Task goal
Find every line containing the word "this" in the records below; report only how many there are.

Data tied to figure images
• • • • • • •

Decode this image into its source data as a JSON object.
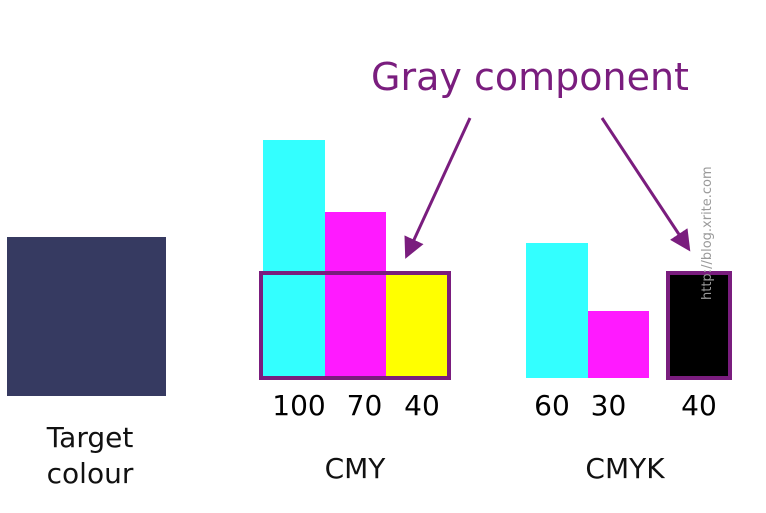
{
  "headline": {
    "text": "Gray component",
    "color": "#7a1d7e"
  },
  "target": {
    "label": "Target colour",
    "color": "#363a61"
  },
  "cmy": {
    "label": "CMY",
    "values": [
      "100",
      "70",
      "40"
    ],
    "colors": {
      "cyan": "#33ffff",
      "magenta": "#ff1aff",
      "yellow": "#ffff00"
    }
  },
  "cmyk": {
    "label": "CMYK",
    "values": [
      "60",
      "30",
      "40"
    ],
    "colors": {
      "cyan": "#33ffff",
      "magenta": "#ff1aff",
      "black": "#000000"
    }
  },
  "highlight_color": "#7a1d7e",
  "watermark": "http://blog.xrite.com"
}
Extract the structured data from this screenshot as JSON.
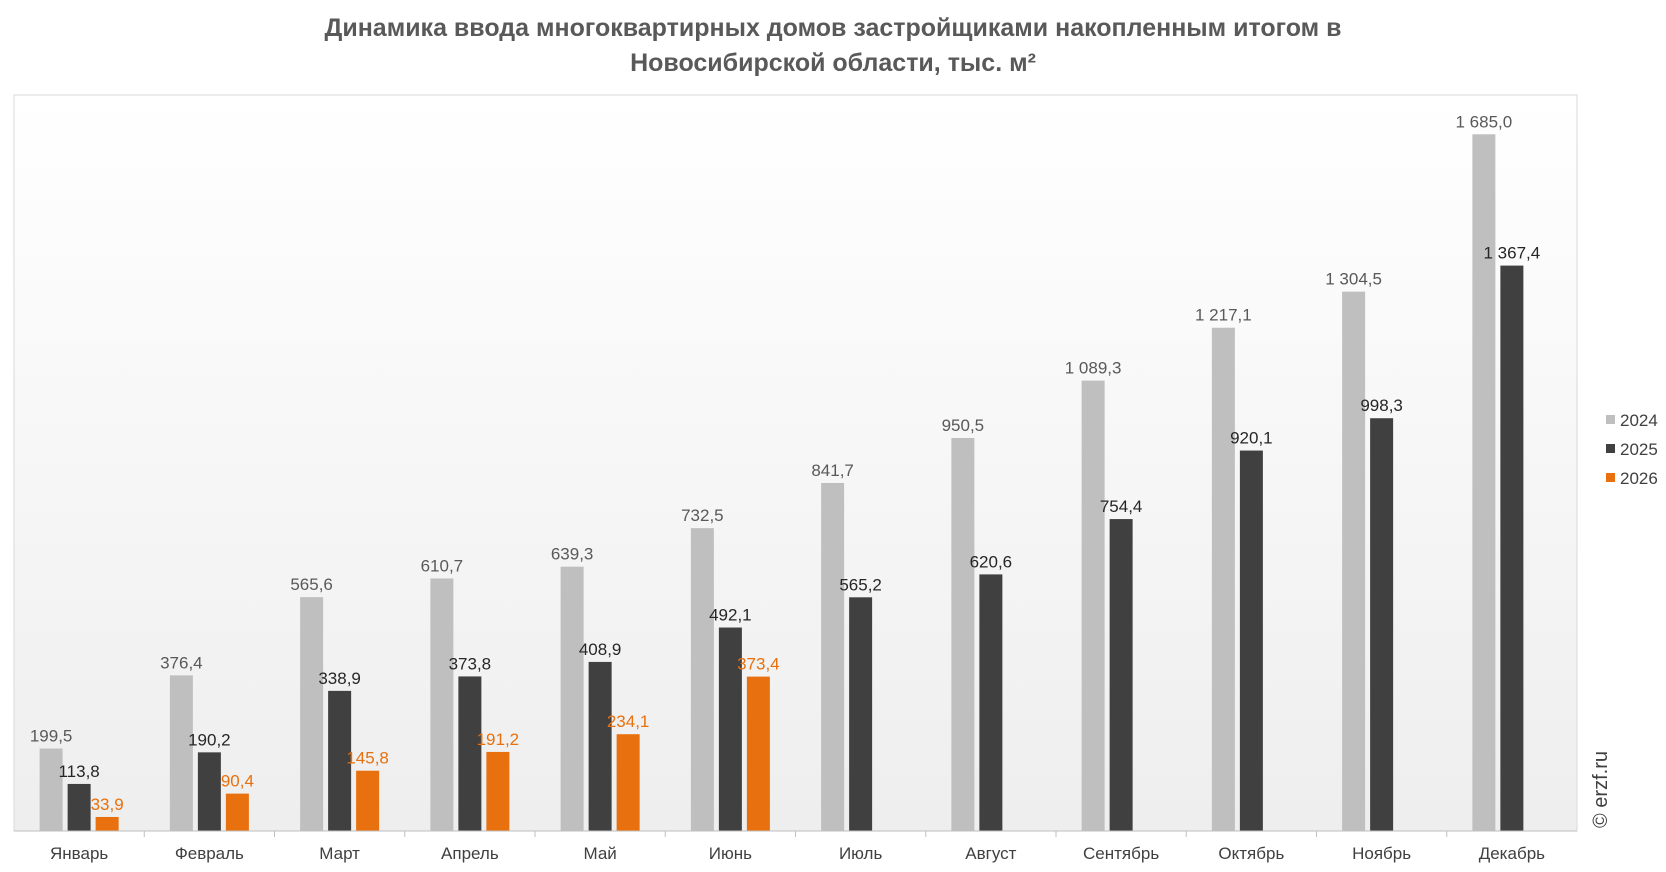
{
  "chart_data": {
    "type": "bar",
    "title_lines": [
      "Динамика ввода многоквартирных домов застройщиками накопленным итогом в",
      "Новосибирской области, тыс. м²"
    ],
    "categories": [
      "Январь",
      "Февраль",
      "Март",
      "Апрель",
      "Май",
      "Июнь",
      "Июль",
      "Август",
      "Сентябрь",
      "Октябрь",
      "Ноябрь",
      "Декабрь"
    ],
    "series": [
      {
        "name": "2024",
        "color": "#bfbfbf",
        "label_color": "#595959",
        "values": [
          199.5,
          376.4,
          565.6,
          610.7,
          639.3,
          732.5,
          841.7,
          950.5,
          1089.3,
          1217.1,
          1304.5,
          1685.0
        ],
        "labels": [
          "199,5",
          "376,4",
          "565,6",
          "610,7",
          "639,3",
          "732,5",
          "841,7",
          "950,5",
          "1 089,3",
          "1 217,1",
          "1 304,5",
          "1 685,0"
        ]
      },
      {
        "name": "2025",
        "color": "#404040",
        "label_color": "#262626",
        "values": [
          113.8,
          190.2,
          338.9,
          373.8,
          408.9,
          492.1,
          565.2,
          620.6,
          754.4,
          920.1,
          998.3,
          1367.4
        ],
        "labels": [
          "113,8",
          "190,2",
          "338,9",
          "373,8",
          "408,9",
          "492,1",
          "565,2",
          "620,6",
          "754,4",
          "920,1",
          "998,3",
          "1 367,4"
        ]
      },
      {
        "name": "2026",
        "color": "#e8700e",
        "label_color": "#e8700e",
        "values": [
          33.9,
          90.4,
          145.8,
          191.2,
          234.1,
          373.4,
          null,
          null,
          null,
          null,
          null,
          null
        ],
        "labels": [
          "33,9",
          "90,4",
          "145,8",
          "191,2",
          "234,1",
          "373,4",
          "",
          "",
          "",
          "",
          "",
          ""
        ]
      }
    ],
    "ylim": [
      0,
      1780
    ],
    "grid": false,
    "legend_position": "right",
    "watermark": "© erzf.ru"
  }
}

• • • • • • •

Right answer
2